• **REQUIRED TASK**
Return every line of the material exactly.
◇ ◇ ◇ ◇ ◇
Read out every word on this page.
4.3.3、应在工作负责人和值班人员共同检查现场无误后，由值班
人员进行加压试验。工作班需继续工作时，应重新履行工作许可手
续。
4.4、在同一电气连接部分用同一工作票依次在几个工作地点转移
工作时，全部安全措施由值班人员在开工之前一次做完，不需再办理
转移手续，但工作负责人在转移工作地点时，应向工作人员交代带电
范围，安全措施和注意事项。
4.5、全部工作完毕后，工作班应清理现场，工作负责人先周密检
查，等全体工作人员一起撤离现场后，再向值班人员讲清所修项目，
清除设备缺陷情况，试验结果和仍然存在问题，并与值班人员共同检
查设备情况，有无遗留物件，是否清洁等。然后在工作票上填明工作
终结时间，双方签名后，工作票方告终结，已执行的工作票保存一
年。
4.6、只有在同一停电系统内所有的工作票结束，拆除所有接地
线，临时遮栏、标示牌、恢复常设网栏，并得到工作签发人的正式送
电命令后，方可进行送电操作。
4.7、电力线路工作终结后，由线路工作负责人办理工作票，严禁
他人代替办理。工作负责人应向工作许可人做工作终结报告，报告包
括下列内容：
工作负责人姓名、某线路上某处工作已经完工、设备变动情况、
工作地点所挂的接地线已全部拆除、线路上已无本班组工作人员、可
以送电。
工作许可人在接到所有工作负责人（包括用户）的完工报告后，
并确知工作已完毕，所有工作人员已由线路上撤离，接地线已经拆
◇ ◇ ◇ ◇ ◇
• **SOLUTION BELOW**
Read out every word on this page.
4.3.3、应在工作负责人和值班人员共同检查现场无误后，由值班
人员进行加压试验。工作班需继续工作时，应重新履行工作许可手
续。
4.4、在同一电气连接部分用同一工作票依次在几个工作地点转移
工作时，全部安全措施由值班人员在开工之前一次做完，不需再办理
转移手续，但工作负责人在转移工作地点时，应向工作人员交代带电
范围，安全措施和注意事项。
4.5、全部工作完毕后，工作班应清理现场，工作负责人先周密检
查，等全体工作人员一起撤离现场后，再向值班人员讲清所修项目，
清除设备缺陷情况，试验结果和仍然存在问题，并与值班人员共同检
查设备情况，有无遗留物件，是否清洁等。然后在工作票上填明工作
终结时间，双方签名后，工作票方告终结，已执行的工作票保存一
年。
4.6、只有在同一停电系统内所有的工作票结束，拆除所有接地
线，临时遮栏、标示牌、恢复常设网栏，并得到工作签发人的正式送
电命令后，方可进行送电操作。
4.7、电力线路工作终结后，由线路工作负责人办理工作票，严禁
他人代替办理。工作负责人应向工作许可人做工作终结报告，报告包
括下列内容：
工作负责人姓名、某线路上某处工作已经完工、设备变动情况、
工作地点所挂的接地线已全部拆除、线路上已无本班组工作人员、可
以送电。
工作许可人在接到所有工作负责人（包括用户）的完工报告后，
并确知工作已完毕，所有工作人员已由线路上撤离，接地线已经拆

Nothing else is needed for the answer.